_What is required_
Provide an exact reproduction of every entry.
※
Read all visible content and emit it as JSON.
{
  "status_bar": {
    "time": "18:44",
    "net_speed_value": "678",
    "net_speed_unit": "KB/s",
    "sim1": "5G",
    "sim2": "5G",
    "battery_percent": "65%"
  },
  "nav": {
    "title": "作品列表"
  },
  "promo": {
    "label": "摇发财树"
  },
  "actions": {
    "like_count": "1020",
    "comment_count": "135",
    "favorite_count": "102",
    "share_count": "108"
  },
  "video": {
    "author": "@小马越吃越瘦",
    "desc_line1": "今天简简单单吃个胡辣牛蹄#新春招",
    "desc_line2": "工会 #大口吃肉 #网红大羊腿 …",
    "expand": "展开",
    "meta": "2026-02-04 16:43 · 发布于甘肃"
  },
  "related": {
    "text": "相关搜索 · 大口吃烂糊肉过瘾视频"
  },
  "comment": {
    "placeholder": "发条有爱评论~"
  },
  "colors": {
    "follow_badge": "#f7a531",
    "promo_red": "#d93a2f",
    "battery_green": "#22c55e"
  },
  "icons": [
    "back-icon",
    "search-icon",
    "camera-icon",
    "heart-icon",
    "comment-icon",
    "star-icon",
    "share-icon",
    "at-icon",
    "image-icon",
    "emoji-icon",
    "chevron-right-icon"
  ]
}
※
_Finished exercise_
Read all visible content and emit it as JSON.
{
  "status_bar": {
    "time": "18:44",
    "net_speed_value": "678",
    "net_speed_unit": "KB/s",
    "sim1": "5G",
    "sim2": "5G",
    "battery_percent": "65%"
  },
  "nav": {
    "title": "作品列表"
  },
  "promo": {
    "label": "摇发财树"
  },
  "actions": {
    "like_count": "1020",
    "comment_count": "135",
    "favorite_count": "102",
    "share_count": "108"
  },
  "video": {
    "author": "@小马越吃越瘦",
    "desc_line1": "今天简简单单吃个胡辣牛蹄#新春招",
    "desc_line2": "工会 #大口吃肉 #网红大羊腿 …",
    "expand": "展开",
    "meta": "2026-02-04 16:43 · 发布于甘肃"
  },
  "related": {
    "text": "相关搜索 · 大口吃烂糊肉过瘾视频"
  },
  "comment": {
    "placeholder": "发条有爱评论~"
  },
  "colors": {
    "follow_badge": "#f7a531",
    "promo_red": "#d93a2f",
    "battery_green": "#22c55e"
  },
  "icons": [
    "back-icon",
    "search-icon",
    "camera-icon",
    "heart-icon",
    "comment-icon",
    "star-icon",
    "share-icon",
    "at-icon",
    "image-icon",
    "emoji-icon",
    "chevron-right-icon"
  ]
}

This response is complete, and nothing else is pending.